BEGIN

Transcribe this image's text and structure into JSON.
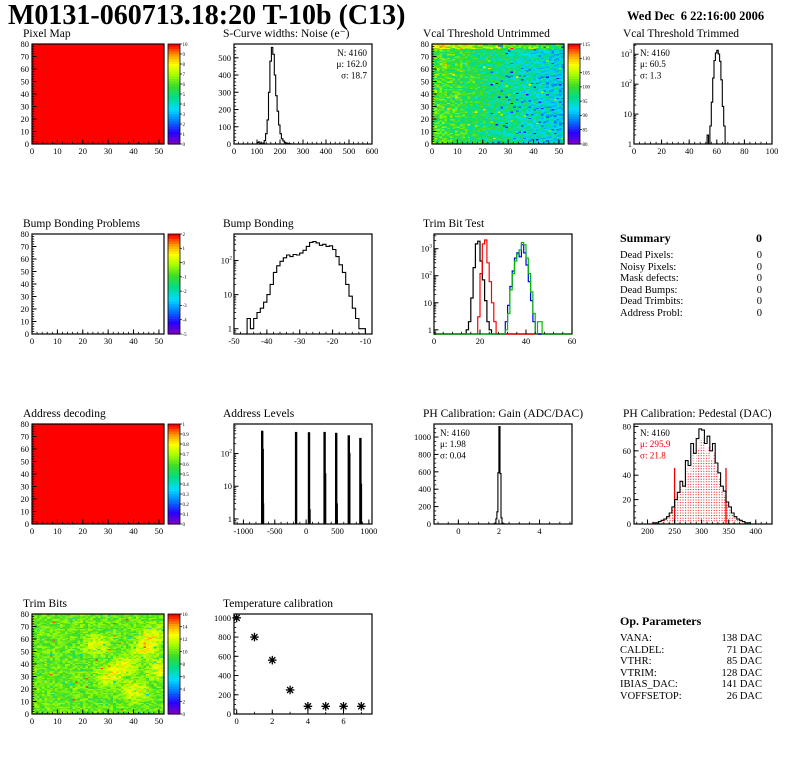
{
  "header": {
    "title": "M0131-060713.18:20 T-10b (C13)",
    "date": "Wed Dec  6 22:16:00 2006"
  },
  "summary": {
    "heading": "Summary",
    "heading_value": "0",
    "rows": [
      {
        "label": "Dead Pixels:",
        "value": "0"
      },
      {
        "label": "Noisy Pixels:",
        "value": "0"
      },
      {
        "label": "Mask defects:",
        "value": "0"
      },
      {
        "label": "Dead Bumps:",
        "value": "0"
      },
      {
        "label": "Dead Trimbits:",
        "value": "0"
      },
      {
        "label": "Address Probl:",
        "value": "0"
      }
    ]
  },
  "op_parameters": {
    "heading": "Op. Parameters",
    "rows": [
      {
        "label": "VANA:",
        "value": "138 DAC"
      },
      {
        "label": "CALDEL:",
        "value": "71 DAC"
      },
      {
        "label": "VTHR:",
        "value": "85 DAC"
      },
      {
        "label": "VTRIM:",
        "value": "128 DAC"
      },
      {
        "label": "IBIAS_DAC:",
        "value": "141 DAC"
      },
      {
        "label": "VOFFSETOP:",
        "value": "26 DAC"
      }
    ]
  },
  "chart_data": [
    {
      "id": "pixel-map",
      "title": "Pixel Map",
      "type": "heatmap",
      "x": {
        "min": 0,
        "max": 52,
        "ticks": [
          0,
          10,
          20,
          30,
          40,
          50
        ],
        "subdiv": 5
      },
      "y": {
        "min": 0,
        "max": 80,
        "ticks": [
          0,
          10,
          20,
          30,
          40,
          50,
          60,
          70,
          80
        ],
        "subdiv": 5
      },
      "heat": {
        "variant": "solid",
        "value": 10
      },
      "colorbar": {
        "vmin": 0,
        "vmax": 10,
        "labels": [
          10,
          9,
          8,
          7,
          6,
          5,
          4,
          3,
          2,
          1,
          0
        ]
      }
    },
    {
      "id": "scurve-noise",
      "title": "S-Curve widths: Noise (e⁻)",
      "type": "hist",
      "x": {
        "min": 0,
        "max": 600,
        "ticks": [
          0,
          100,
          200,
          300,
          400,
          500,
          600
        ],
        "subdiv": 5
      },
      "y": {
        "min": 0,
        "max": 580,
        "ticks": [
          0,
          100,
          200,
          300,
          400,
          500
        ],
        "subdiv": 5
      },
      "bins": {
        "start": 100,
        "width": 6.25,
        "counts": [
          8,
          12,
          4,
          0,
          6,
          20,
          60,
          140,
          300,
          480,
          560,
          520,
          400,
          280,
          190,
          110,
          60,
          30,
          18,
          10,
          6,
          3,
          2,
          1
        ]
      },
      "stats": {
        "pos": "tr",
        "lines": [
          [
            "N: 4160",
            "#000000"
          ],
          [
            "μ: 162.0",
            "#000000"
          ],
          [
            "σ: 18.7",
            "#000000"
          ]
        ]
      }
    },
    {
      "id": "vcal-threshold-untrimmed",
      "title": "Vcal Threshold Untrimmed",
      "type": "heatmap",
      "x": {
        "min": 0,
        "max": 52,
        "ticks": [
          0,
          10,
          20,
          30,
          40,
          50
        ],
        "subdiv": 5
      },
      "y": {
        "min": 0,
        "max": 80,
        "ticks": [
          0,
          10,
          20,
          30,
          40,
          50,
          60,
          70,
          80
        ],
        "subdiv": 5
      },
      "heat": {
        "variant": "untrimmed",
        "baseLeft": 101,
        "baseRight": 92,
        "noise": 8,
        "topRows": 4,
        "topBoost": 7,
        "seed": 3
      },
      "colorbar": {
        "vmin": 80,
        "vmax": 115,
        "labels": [
          115,
          110,
          105,
          100,
          95,
          90,
          85,
          80
        ]
      }
    },
    {
      "id": "vcal-threshold-trimmed",
      "title": "Vcal Threshold Trimmed",
      "type": "hist",
      "x": {
        "min": 0,
        "max": 100,
        "ticks": [
          0,
          20,
          40,
          60,
          80,
          100
        ],
        "subdiv": 5
      },
      "y": {
        "log": true,
        "min": 1,
        "max": 2200
      },
      "bins": {
        "start": 53,
        "width": 1,
        "counts": [
          2,
          0,
          4,
          25,
          160,
          620,
          1100,
          1350,
          1020,
          580,
          140,
          18,
          4
        ]
      },
      "stats": {
        "pos": "tl",
        "lines": [
          [
            "N: 4160",
            "#000000"
          ],
          [
            "μ: 60.5",
            "#000000"
          ],
          [
            "σ: 1.3",
            "#000000"
          ]
        ]
      }
    },
    {
      "id": "bump-bonding-problems",
      "title": "Bump Bonding Problems",
      "type": "heatmap",
      "x": {
        "min": 0,
        "max": 52,
        "ticks": [
          0,
          10,
          20,
          30,
          40,
          50
        ],
        "subdiv": 5
      },
      "y": {
        "min": 0,
        "max": 80,
        "ticks": [
          0,
          10,
          20,
          30,
          40,
          50,
          60,
          70,
          80
        ],
        "subdiv": 5
      },
      "heat": {
        "variant": "none"
      },
      "colorbar": {
        "vmin": -5,
        "vmax": 2,
        "labels": [
          2,
          1,
          0,
          -1,
          -2,
          -3,
          -4,
          -5
        ]
      }
    },
    {
      "id": "bump-bonding",
      "title": "Bump Bonding",
      "type": "hist",
      "x": {
        "min": -50,
        "max": -8,
        "ticks": [
          -50,
          -40,
          -30,
          -20,
          -10
        ],
        "subdiv": 5
      },
      "y": {
        "log": true,
        "min": 0.7,
        "max": 600
      },
      "bins": {
        "start": -46,
        "width": 1,
        "counts": [
          2,
          1,
          2,
          3,
          4,
          6,
          10,
          20,
          45,
          70,
          95,
          120,
          145,
          130,
          150,
          145,
          165,
          200,
          260,
          340,
          360,
          330,
          280,
          300,
          260,
          270,
          210,
          130,
          75,
          45,
          20,
          9,
          4,
          2,
          1,
          1
        ]
      }
    },
    {
      "id": "trim-bit-test",
      "title": "Trim Bit Test",
      "type": "multihist",
      "x": {
        "min": 0,
        "max": 60,
        "ticks": [
          0,
          20,
          40,
          60
        ],
        "subdiv": 5
      },
      "y": {
        "log": true,
        "min": 0.7,
        "max": 3500
      },
      "series": [
        {
          "color": "#000000",
          "start": 14,
          "width": 1,
          "counts": [
            1,
            2,
            15,
            200,
            1500,
            1900,
            350,
            70,
            12,
            2,
            1
          ]
        },
        {
          "color": "#ff0000",
          "start": 19,
          "width": 1,
          "counts": [
            3,
            120,
            1500,
            2100,
            300,
            60,
            10,
            2
          ]
        },
        {
          "color": "#0000ee",
          "start": 31,
          "width": 1,
          "counts": [
            2,
            8,
            40,
            150,
            450,
            700,
            500,
            1400,
            700,
            250,
            60,
            12,
            2
          ]
        },
        {
          "color": "#00bb00",
          "start": 31,
          "width": 1,
          "counts": [
            1,
            4,
            30,
            120,
            350,
            650,
            900,
            1700,
            1400,
            450,
            120,
            25,
            4,
            0,
            2,
            2
          ]
        }
      ]
    },
    {
      "id": "address-decoding",
      "title": "Address decoding",
      "type": "heatmap",
      "x": {
        "min": 0,
        "max": 52,
        "ticks": [
          0,
          10,
          20,
          30,
          40,
          50
        ],
        "subdiv": 5
      },
      "y": {
        "min": 0,
        "max": 80,
        "ticks": [
          0,
          10,
          20,
          30,
          40,
          50,
          60,
          70,
          80
        ],
        "subdiv": 5
      },
      "heat": {
        "variant": "solid",
        "value": 1
      },
      "colorbar": {
        "vmin": 0,
        "vmax": 1,
        "labels": [
          1,
          0.9,
          0.8,
          0.7,
          0.6,
          0.5,
          0.4,
          0.3,
          0.2,
          0.1,
          0
        ]
      }
    },
    {
      "id": "address-levels",
      "title": "Address Levels",
      "type": "spikes",
      "x": {
        "min": -1150,
        "max": 1050,
        "ticks": [
          -1000,
          -500,
          0,
          500,
          1000
        ],
        "subdiv": 5
      },
      "y": {
        "log": true,
        "min": 0.7,
        "max": 800
      },
      "spikes": [
        [
          -700,
          500
        ],
        [
          -693,
          140
        ],
        [
          -688,
          3
        ],
        [
          -160,
          460
        ],
        [
          45,
          450
        ],
        [
          53,
          2
        ],
        [
          295,
          460
        ],
        [
          302,
          25
        ],
        [
          480,
          430
        ],
        [
          488,
          3
        ],
        [
          680,
          360
        ],
        [
          688,
          105
        ],
        [
          865,
          300
        ],
        [
          873,
          12
        ]
      ]
    },
    {
      "id": "ph-calibration-gain",
      "title": "PH Calibration: Gain (ADC/DAC)",
      "type": "hist",
      "x": {
        "min": -1.2,
        "max": 5.6,
        "ticks": [
          0,
          2,
          4
        ],
        "subdiv": 4
      },
      "y": {
        "min": 0,
        "max": 1150,
        "ticks": [
          0,
          200,
          400,
          600,
          800,
          1000
        ],
        "subdiv": 4
      },
      "bins": {
        "start": 1.7,
        "width": 0.05,
        "counts": [
          1,
          2,
          10,
          60,
          140,
          590,
          1120,
          580,
          70,
          10,
          3,
          1
        ]
      },
      "stats": {
        "pos": "tl",
        "lines": [
          [
            "N: 4160",
            "#000000"
          ],
          [
            "μ: 1.98",
            "#000000"
          ],
          [
            "σ: 0.04",
            "#000000"
          ]
        ]
      }
    },
    {
      "id": "ph-calibration-pedestal",
      "title": "PH Calibration: Pedestal (DAC)",
      "type": "hist",
      "x": {
        "min": 175,
        "max": 430,
        "ticks": [
          200,
          250,
          300,
          350,
          400
        ],
        "subdiv": 5
      },
      "y": {
        "min": 0,
        "max": 82,
        "ticks": [
          0,
          20,
          40,
          60,
          80
        ],
        "subdiv": 4
      },
      "bins": {
        "start": 210,
        "width": 5,
        "counts": [
          1,
          1,
          2,
          3,
          4,
          6,
          9,
          14,
          20,
          26,
          35,
          31,
          52,
          48,
          66,
          58,
          70,
          78,
          77,
          66,
          72,
          60,
          66,
          50,
          42,
          31,
          27,
          18,
          14,
          9,
          6,
          4,
          3,
          2,
          1,
          1
        ]
      },
      "red_overlay": {
        "fill_scale": 0.88,
        "lines_x": [
          250,
          345
        ],
        "line_height": 46,
        "color": "#ee0000"
      },
      "stats": {
        "pos": "tl",
        "lines": [
          [
            "N: 4160",
            "#000000"
          ],
          [
            "μ: 295.9",
            "#ee0000"
          ],
          [
            "σ: 21.8",
            "#ee0000"
          ]
        ]
      }
    },
    {
      "id": "trim-bits",
      "title": "Trim Bits",
      "type": "heatmap",
      "x": {
        "min": 0,
        "max": 52,
        "ticks": [
          0,
          10,
          20,
          30,
          40,
          50
        ],
        "subdiv": 5
      },
      "y": {
        "min": 0,
        "max": 80,
        "ticks": [
          0,
          10,
          20,
          30,
          40,
          50,
          60,
          70,
          80
        ],
        "subdiv": 5
      },
      "heat": {
        "variant": "trimbits",
        "base": 10,
        "noise": 2.4,
        "seed": 11,
        "blobBoost": 3.2,
        "blobs": [
          [
            36,
            38
          ],
          [
            44,
            52
          ],
          [
            30,
            30
          ],
          [
            47,
            62
          ],
          [
            40,
            18
          ],
          [
            50,
            35
          ],
          [
            25,
            55
          ]
        ]
      },
      "colorbar": {
        "vmin": 0,
        "vmax": 16,
        "labels": [
          16,
          14,
          12,
          10,
          8,
          6,
          4,
          2,
          0
        ]
      }
    },
    {
      "id": "temperature-calibration",
      "title": "Temperature calibration",
      "type": "scatter",
      "x": {
        "min": -0.15,
        "max": 7.6,
        "ticks": [
          0,
          2,
          4,
          6
        ],
        "subdiv": 2
      },
      "y": {
        "min": 0,
        "max": 1040,
        "ticks": [
          0,
          200,
          400,
          600,
          800,
          1000
        ],
        "subdiv": 4
      },
      "points": [
        [
          0,
          1000
        ],
        [
          1,
          800
        ],
        [
          2,
          560
        ],
        [
          3,
          250
        ],
        [
          4,
          80
        ],
        [
          5,
          80
        ],
        [
          6,
          80
        ],
        [
          7,
          80
        ]
      ]
    }
  ]
}
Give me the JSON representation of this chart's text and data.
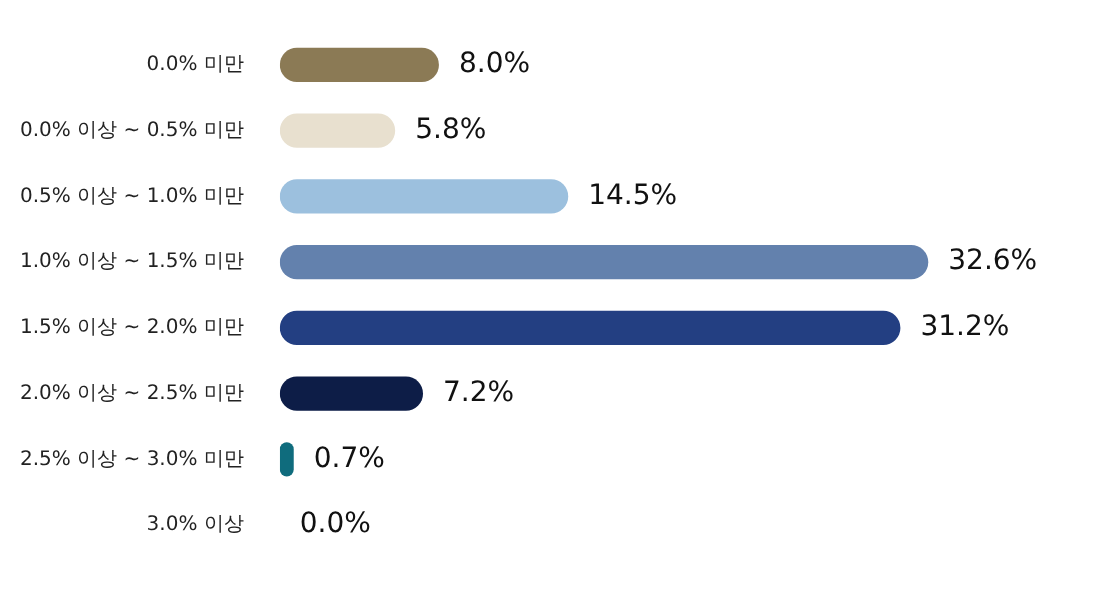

END

Task requirements: Copy each line containing the word "decoding" from the data.

Output for this exercise:
      "id": "address-decoding",
      "title": "Address decoding",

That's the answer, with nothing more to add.